What is the number of lines in the entries below that include the word "Eleverna"? Provide the number only.

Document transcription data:
☆ ☆ ☆ ☆
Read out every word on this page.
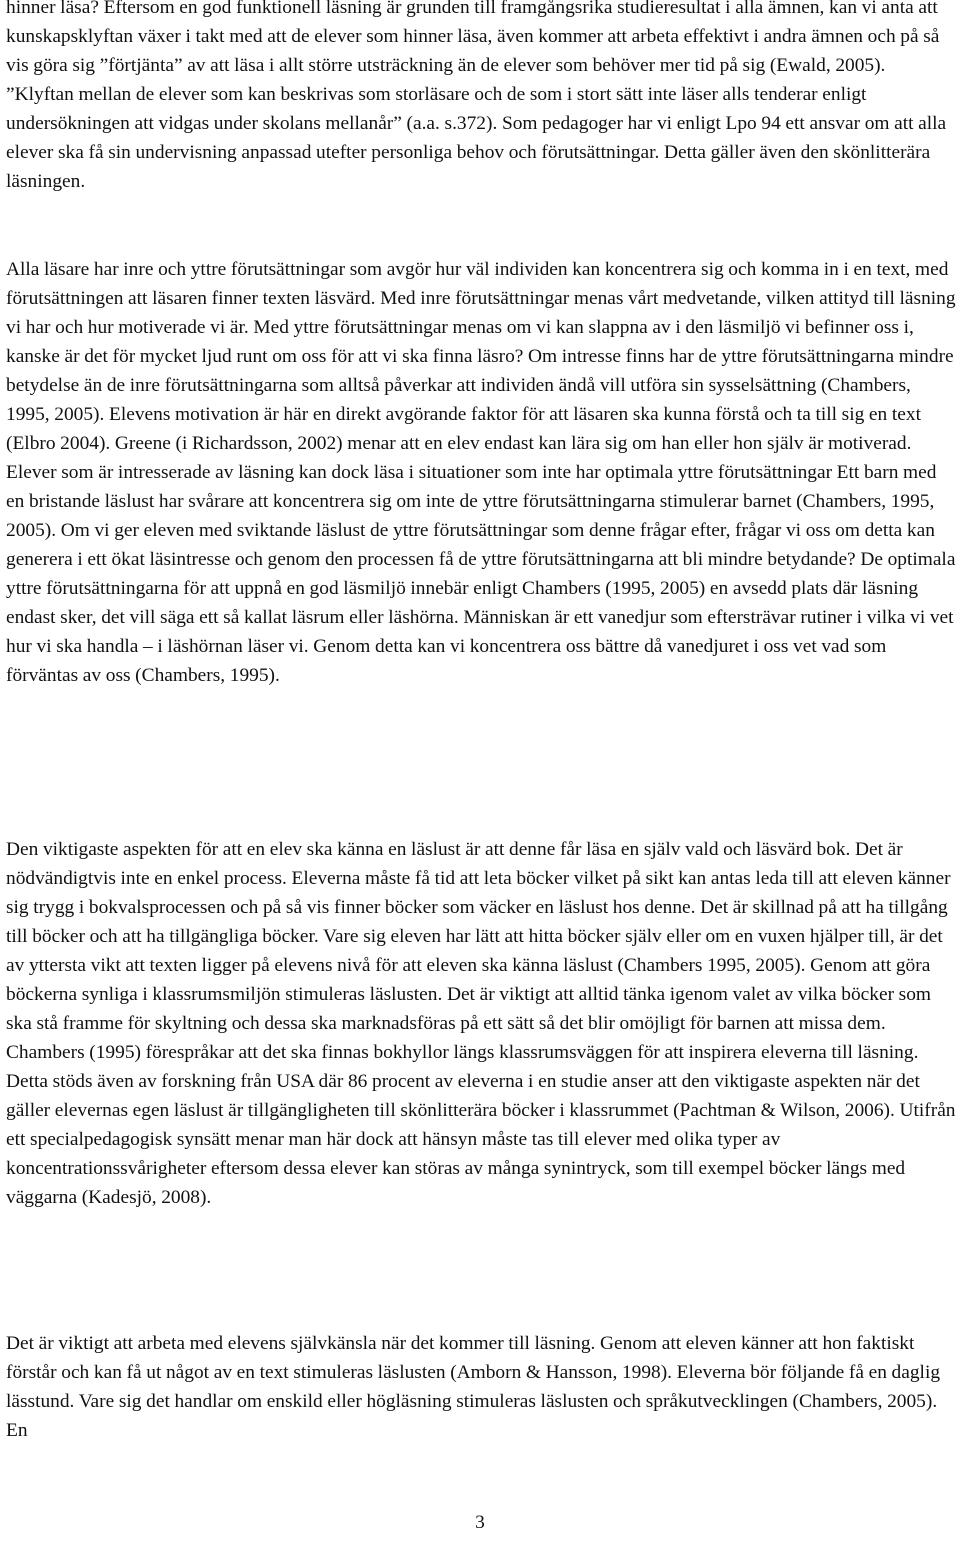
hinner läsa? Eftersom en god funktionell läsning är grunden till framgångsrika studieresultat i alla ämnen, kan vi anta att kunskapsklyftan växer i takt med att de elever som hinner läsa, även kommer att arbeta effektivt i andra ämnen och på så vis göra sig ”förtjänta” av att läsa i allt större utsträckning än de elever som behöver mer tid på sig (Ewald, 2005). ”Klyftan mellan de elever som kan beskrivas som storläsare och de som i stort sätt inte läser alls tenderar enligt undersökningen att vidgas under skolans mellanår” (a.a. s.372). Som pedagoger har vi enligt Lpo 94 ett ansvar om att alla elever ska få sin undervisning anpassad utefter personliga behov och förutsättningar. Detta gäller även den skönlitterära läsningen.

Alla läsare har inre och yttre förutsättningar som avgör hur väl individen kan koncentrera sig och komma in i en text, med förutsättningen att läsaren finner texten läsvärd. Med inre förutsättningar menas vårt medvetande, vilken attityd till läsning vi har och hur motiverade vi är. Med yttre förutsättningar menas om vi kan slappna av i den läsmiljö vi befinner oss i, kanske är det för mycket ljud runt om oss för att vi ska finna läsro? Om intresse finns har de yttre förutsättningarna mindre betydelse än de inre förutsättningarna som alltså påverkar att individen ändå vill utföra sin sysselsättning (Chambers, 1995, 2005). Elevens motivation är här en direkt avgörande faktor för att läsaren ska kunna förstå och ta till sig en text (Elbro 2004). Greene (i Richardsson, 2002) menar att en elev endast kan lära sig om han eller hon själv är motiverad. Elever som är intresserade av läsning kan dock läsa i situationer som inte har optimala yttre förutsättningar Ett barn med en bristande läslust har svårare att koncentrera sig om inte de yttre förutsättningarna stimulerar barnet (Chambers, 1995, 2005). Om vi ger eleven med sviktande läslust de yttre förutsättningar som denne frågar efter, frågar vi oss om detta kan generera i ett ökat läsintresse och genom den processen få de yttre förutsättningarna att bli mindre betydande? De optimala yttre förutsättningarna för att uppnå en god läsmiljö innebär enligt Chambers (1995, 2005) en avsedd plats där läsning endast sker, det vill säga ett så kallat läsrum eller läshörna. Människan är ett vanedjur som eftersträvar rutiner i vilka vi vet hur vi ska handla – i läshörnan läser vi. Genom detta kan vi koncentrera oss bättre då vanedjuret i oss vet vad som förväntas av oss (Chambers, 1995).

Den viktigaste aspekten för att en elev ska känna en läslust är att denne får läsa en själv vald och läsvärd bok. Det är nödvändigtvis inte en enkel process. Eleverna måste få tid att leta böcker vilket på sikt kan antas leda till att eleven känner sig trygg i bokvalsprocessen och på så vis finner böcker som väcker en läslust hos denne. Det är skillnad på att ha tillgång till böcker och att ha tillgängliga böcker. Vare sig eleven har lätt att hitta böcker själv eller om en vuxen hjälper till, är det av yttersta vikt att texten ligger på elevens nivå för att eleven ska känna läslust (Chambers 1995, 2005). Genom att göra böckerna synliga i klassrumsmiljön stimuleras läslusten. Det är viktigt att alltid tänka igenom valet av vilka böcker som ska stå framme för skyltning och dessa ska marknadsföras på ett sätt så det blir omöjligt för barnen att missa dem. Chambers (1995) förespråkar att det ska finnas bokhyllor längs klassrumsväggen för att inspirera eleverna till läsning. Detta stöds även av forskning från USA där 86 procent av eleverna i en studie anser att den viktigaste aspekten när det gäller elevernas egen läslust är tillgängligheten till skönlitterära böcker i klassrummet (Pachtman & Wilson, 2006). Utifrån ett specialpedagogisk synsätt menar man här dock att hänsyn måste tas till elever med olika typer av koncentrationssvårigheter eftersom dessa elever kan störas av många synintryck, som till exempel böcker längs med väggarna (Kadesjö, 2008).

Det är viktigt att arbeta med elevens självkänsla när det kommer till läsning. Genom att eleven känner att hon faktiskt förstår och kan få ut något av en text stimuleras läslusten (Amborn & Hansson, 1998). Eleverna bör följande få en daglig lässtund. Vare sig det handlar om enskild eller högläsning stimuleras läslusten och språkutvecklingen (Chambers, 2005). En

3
☆ ☆ ☆ ☆
REPLY TO THE EXERCISE: 2